[Problem details]
Leave out the pictures and copy each record below exactly.

-- BEGIN --

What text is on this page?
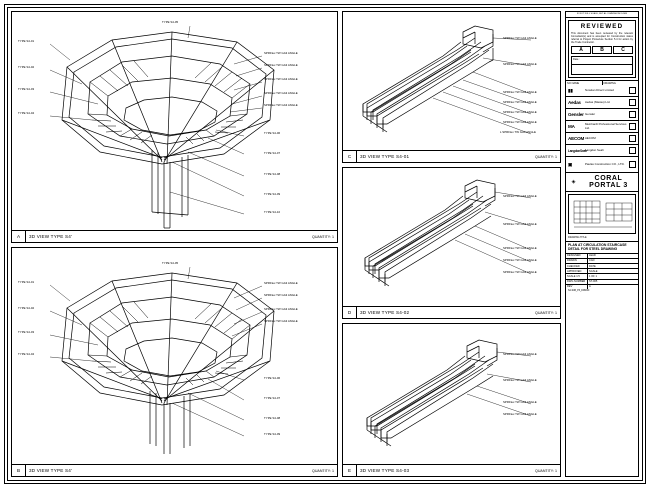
TYPE S4-01
TYPE S4-02
TYPE S4-03
TYPE S4-04
TYPE S4-05
SPRFlex TW GA3 ANGLE
SPRFlex TW GA3 ANGLE
SPRFlex TW GA3 ANGLE
SPRFlex TW GA3 ANGLE
SPRFlex TW GA3 ANGLE
TYPE S4-06
TYPE S4-07
TYPE S4-08
TYPE S4-09
TYPE S4-10
A	3D VIEW TYPE S4'	QUANTITY: 1
TYPE S4-01
TYPE S4-02
TYPE S4-03
TYPE S4-04
TYPE S4-05
SPRFlex TW GA3 ANGLE
SPRFlex TW GA3 ANGLE
SPRFlex TW GA3 ANGLE
SPRFlex TW GA3 ANGLE
TYPE S4-06
TYPE S4-07
TYPE S4-08
TYPE S4-09
B	3D VIEW TYPE S4'	QUANTITY: 1
SPRFlex TW GA3 ANGLE
SPRFlex TW GA3 ANGLE
SPRFlex TW GA3 ANGLE
SPRFlex TW GA3 ANGLE
SPRFlex TW GA3 ANGLE
SPRFlex TW GA3 ANGLE
L SPRFlex TW GA3 ANGLE
C	3D VIEW TYPE S4-01	QUANTITY: 1
SPRFlex TW GA3 ANGLE
SPRFlex TW GA3 ANGLE
SPRFlex TW GA3 ANGLE
SPRFlex TW GA3 ANGLE
SPRFlex TW GA3 ANGLE
D	3D VIEW TYPE S4-02	QUANTITY: 1
SPRFlex TW GA3 ANGLE
SPRFlex TW GA3 ANGLE
SPRFlex TW GA3 ANGLE
SPRFlex TW GA3 ANGLE
E	3D VIEW TYPE S4-03	QUANTITY: 1
IF NOT FULL SCALE, SET AL. DIMENSION IS MM
REVIEWED
This document has been reviewed by the relevant Consultant(s) and is accepted for Construction status referral to Project Procedure Section 5.4 for action by the Trade Contractor.
A	B	C
Date :
NO NAME	DRAWING
▮▮	Nowitan Direct Limited
Aedas	Aedas (Macau) Ltd.
Gensler Gensler
MA	Meinhardt Professional Services Ltd.
AECOM AECOM
LangdonSeah
Langdon Seah
▣	Paulas Construction CO., LTD.
◈	CORAL PORTAL 3
DRAWING TITLE
PLAN AT CIRCULATION STAIRCASE DETAIL FOR STEEL DRAWING
DESIGNED	LEAD
DRAWN	CAD
CHECKED	DATE
APPROVED	SCALE
SCALE 1:5	1 OF 1
DWG NUMBER	ST-005
REV	A
S4-S4B_P3_DRW00
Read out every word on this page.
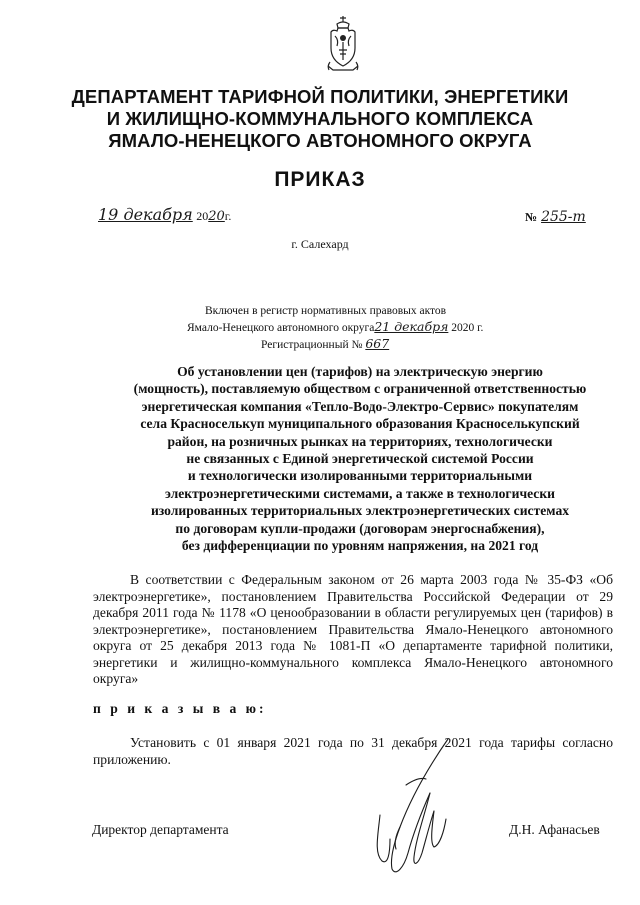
ДЕПАРТАМЕНТ ТАРИФНОЙ ПОЛИТИКИ, ЭНЕРГЕТИКИ
И ЖИЛИЩНО-КОММУНАЛЬНОГО КОМПЛЕКСА
ЯМАЛО-НЕНЕЦКОГО АВТОНОМНОГО ОКРУГА
ПРИКАЗ
19 декабря 2020г.	№ 255-т
г. Салехард
Включен в регистр нормативных правовых актов
Ямало-Ненецкого автономного округа21 декабря 2020 г.
Регистрационный № 667
Об установлении цен (тарифов) на электрическую энергию
(мощность), поставляемую обществом с ограниченной ответственностью
энергетическая компания «Тепло-Водо-Электро-Сервис» покупателям
села Красноселькуп муниципального образования Красноселькупский
район, на розничных рынках на территориях, технологически
не связанных с Единой энергетической системой России
и технологически изолированными территориальными
электроэнергетическими системами, а также в технологически
изолированных территориальных электроэнергетических системах
по договорам купли-продажи (договорам энергоснабжения),
без дифференциации по уровням напряжения, на 2021 год
В соответствии с Федеральным законом от 26 марта 2003 года № 35-ФЗ «Об электроэнергетике», постановлением Правительства Российской Федерации от 29 декабря 2011 года № 1178 «О ценообразовании в области регулируемых цен (тарифов) в электроэнергетике», постановлением Правительства Ямало-Ненецкого автономного округа от 25 декабря 2013 года № 1081-П «О департаменте тарифной политики, энергетики и жилищно-коммунального комплекса Ямало-Ненецкого автономного округа»
п р и к а з ы в а ю:
Установить с 01 января 2021 года по 31 декабря 2021 года тарифы согласно приложению.
Директор департамента	Д.Н. Афанасьев
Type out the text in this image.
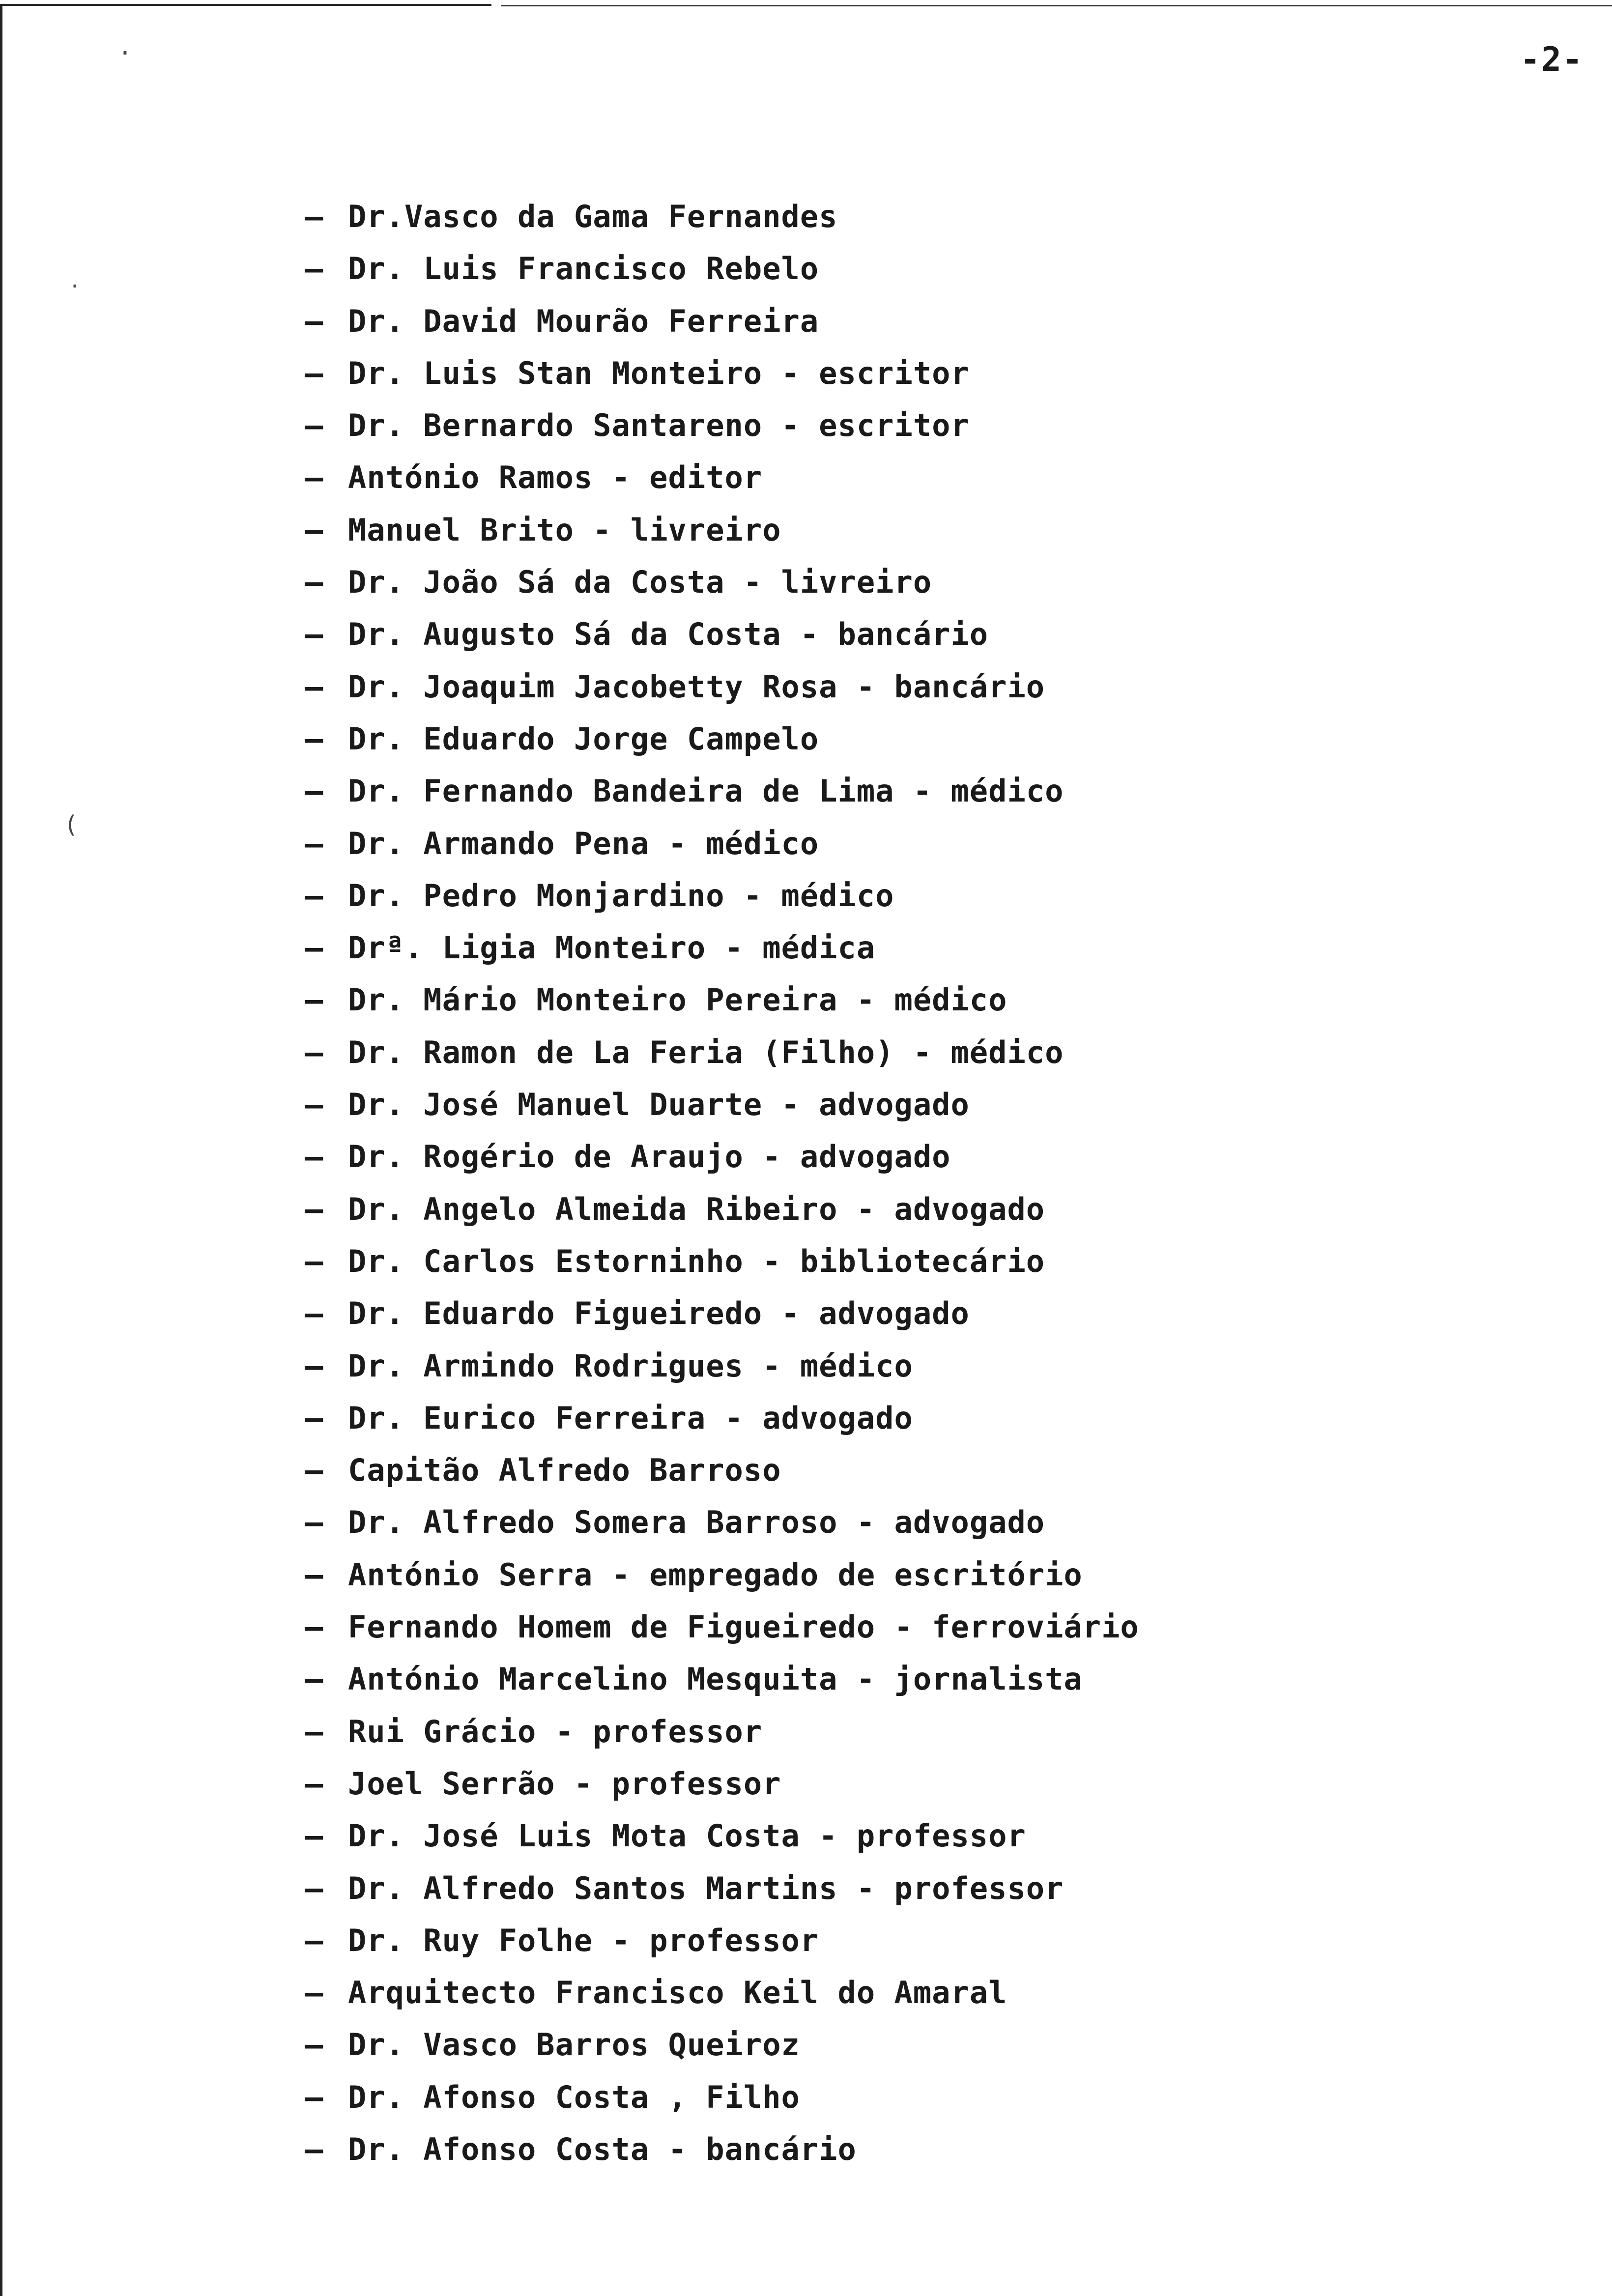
·
·
(
-2-
– Dr.Vasco da Gama Fernandes
– Dr. Luis Francisco Rebelo
– Dr. David Mourão Ferreira
– Dr. Luis Stan Monteiro - escritor
– Dr. Bernardo Santareno - escritor
– António Ramos - editor
– Manuel Brito - livreiro
– Dr. João Sá da Costa - livreiro
– Dr. Augusto Sá da Costa - bancário
– Dr. Joaquim Jacobetty Rosa - bancário
– Dr. Eduardo Jorge Campelo
– Dr. Fernando Bandeira de Lima - médico
– Dr. Armando Pena - médico
– Dr. Pedro Monjardino - médico
– Drª. Ligia Monteiro - médica
– Dr. Mário Monteiro Pereira - médico
– Dr. Ramon de La Feria (Filho) - médico
– Dr. José Manuel Duarte - advogado
– Dr. Rogério de Araujo - advogado
– Dr. Angelo Almeida Ribeiro - advogado
– Dr. Carlos Estorninho - bibliotecário
– Dr. Eduardo Figueiredo - advogado
– Dr. Armindo Rodrigues - médico
– Dr. Eurico Ferreira - advogado
– Capitão Alfredo Barroso
– Dr. Alfredo Somera Barroso - advogado
– António Serra - empregado de escritório
– Fernando Homem de Figueiredo - ferroviário
– António Marcelino Mesquita - jornalista
– Rui Grácio - professor
– Joel Serrão - professor
– Dr. José Luis Mota Costa - professor
– Dr. Alfredo Santos Martins - professor
– Dr. Ruy Folhe - professor
– Arquitecto Francisco Keil do Amaral
– Dr. Vasco Barros Queiroz
– Dr. Afonso Costa , Filho
– Dr. Afonso Costa - bancário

-- END --

[Correct response]
What text is on this page?
TYPE S4-01
TYPE S4-02
TYPE S4-03
TYPE S4-04
TYPE S4-05
SPRFlex TW GA3 ANGLE
SPRFlex TW GA3 ANGLE
SPRFlex TW GA3 ANGLE
SPRFlex TW GA3 ANGLE
SPRFlex TW GA3 ANGLE
TYPE S4-06
TYPE S4-07
TYPE S4-08
TYPE S4-09
TYPE S4-10
A	3D VIEW TYPE S4'	QUANTITY: 1
TYPE S4-01
TYPE S4-02
TYPE S4-03
TYPE S4-04
TYPE S4-05
SPRFlex TW GA3 ANGLE
SPRFlex TW GA3 ANGLE
SPRFlex TW GA3 ANGLE
SPRFlex TW GA3 ANGLE
TYPE S4-06
TYPE S4-07
TYPE S4-08
TYPE S4-09
B	3D VIEW TYPE S4'	QUANTITY: 1
SPRFlex TW GA3 ANGLE
SPRFlex TW GA3 ANGLE
SPRFlex TW GA3 ANGLE
SPRFlex TW GA3 ANGLE
SPRFlex TW GA3 ANGLE
SPRFlex TW GA3 ANGLE
L SPRFlex TW GA3 ANGLE
C	3D VIEW TYPE S4-01	QUANTITY: 1
SPRFlex TW GA3 ANGLE
SPRFlex TW GA3 ANGLE
SPRFlex TW GA3 ANGLE
SPRFlex TW GA3 ANGLE
SPRFlex TW GA3 ANGLE
D	3D VIEW TYPE S4-02	QUANTITY: 1
SPRFlex TW GA3 ANGLE
SPRFlex TW GA3 ANGLE
SPRFlex TW GA3 ANGLE
SPRFlex TW GA3 ANGLE
E	3D VIEW TYPE S4-03	QUANTITY: 1
IF NOT FULL SCALE, SET AL. DIMENSION IS MM
REVIEWED
This document has been reviewed by the relevant Consultant(s) and is accepted for Construction status referral to Project Procedure Section 5.4 for action by the Trade Contractor.
A	B	C
Date :
NO NAME	DRAWING
▮▮	Nowitan Direct Limited
Aedas	Aedas (Macau) Ltd.
Gensler Gensler
MA	Meinhardt Professional Services Ltd.
AECOM AECOM
LangdonSeah
Langdon Seah
▣	Paulas Construction CO., LTD.
◈	CORAL PORTAL 3
DRAWING TITLE
PLAN AT CIRCULATION STAIRCASE DETAIL FOR STEEL DRAWING
DESIGNED	LEAD
DRAWN	CAD
CHECKED	DATE
APPROVED	SCALE
SCALE 1:5	1 OF 1
DWG NUMBER	ST-005
REV	A
S4-S4B_P3_DRW00
Read out every word on this page.
ДЕПАРТАМЕНТ ТАРИФНОЙ ПОЛИТИКИ, ЭНЕРГЕТИКИ
И ЖИЛИЩНО-КОММУНАЛЬНОГО КОМПЛЕКСА
ЯМАЛО-НЕНЕЦКОГО АВТОНОМНОГО ОКРУГА
ПРИКАЗ
19 декабря 2020г.	№ 255-т
г. Салехард
Включен в регистр нормативных правовых актов
Ямало-Ненецкого автономного округа21 декабря 2020 г.
Регистрационный № 667
Об установлении цен (тарифов) на электрическую энергию
(мощность), поставляемую обществом с ограниченной ответственностью
энергетическая компания «Тепло-Водо-Электро-Сервис» покупателям
села Красноселькуп муниципального образования Красноселькупский
район, на розничных рынках на территориях, технологически
не связанных с Единой энергетической системой России
и технологически изолированными территориальными
электроэнергетическими системами, а также в технологически
изолированных территориальных электроэнергетических системах
по договорам купли-продажи (договорам энергоснабжения),
без дифференциации по уровням напряжения, на 2021 год
В соответствии с Федеральным законом от 26 марта 2003 года № 35-ФЗ «Об электроэнергетике», постановлением Правительства Российской Федерации от 29 декабря 2011 года № 1178 «О ценообразовании в области регулируемых цен (тарифов) в электроэнергетике», постановлением Правительства Ямало-Ненецкого автономного округа от 25 декабря 2013 года № 1081-П «О департаменте тарифной политики, энергетики и жилищно-коммунального комплекса Ямало-Ненецкого автономного округа»
п р и к а з ы в а ю:
Установить с 01 января 2021 года по 31 декабря 2021 года тарифы согласно приложению.
Директор департамента	Д.Н. Афанасьев
Type out the text in this image.
·
·
(
-2-
– Dr.Vasco da Gama Fernandes
– Dr. Luis Francisco Rebelo
– Dr. David Mourão Ferreira
– Dr. Luis Stan Monteiro - escritor
– Dr. Bernardo Santareno - escritor
– António Ramos - editor
– Manuel Brito - livreiro
– Dr. João Sá da Costa - livreiro
– Dr. Augusto Sá da Costa - bancário
– Dr. Joaquim Jacobetty Rosa - bancário
– Dr. Eduardo Jorge Campelo
– Dr. Fernando Bandeira de Lima - médico
– Dr. Armando Pena - médico
– Dr. Pedro Monjardino - médico
– Drª. Ligia Monteiro - médica
– Dr. Mário Monteiro Pereira - médico
– Dr. Ramon de La Feria (Filho) - médico
– Dr. José Manuel Duarte - advogado
– Dr. Rogério de Araujo - advogado
– Dr. Angelo Almeida Ribeiro - advogado
– Dr. Carlos Estorninho - bibliotecário
– Dr. Eduardo Figueiredo - advogado
– Dr. Armindo Rodrigues - médico
– Dr. Eurico Ferreira - advogado
– Capitão Alfredo Barroso
– Dr. Alfredo Somera Barroso - advogado
– António Serra - empregado de escritório
– Fernando Homem de Figueiredo - ferroviário
– António Marcelino Mesquita - jornalista
– Rui Grácio - professor
– Joel Serrão - professor
– Dr. José Luis Mota Costa - professor
– Dr. Alfredo Santos Martins - professor
– Dr. Ruy Folhe - professor
– Arquitecto Francisco Keil do Amaral
– Dr. Vasco Barros Queiroz
– Dr. Afonso Costa , Filho
– Dr. Afonso Costa - bancário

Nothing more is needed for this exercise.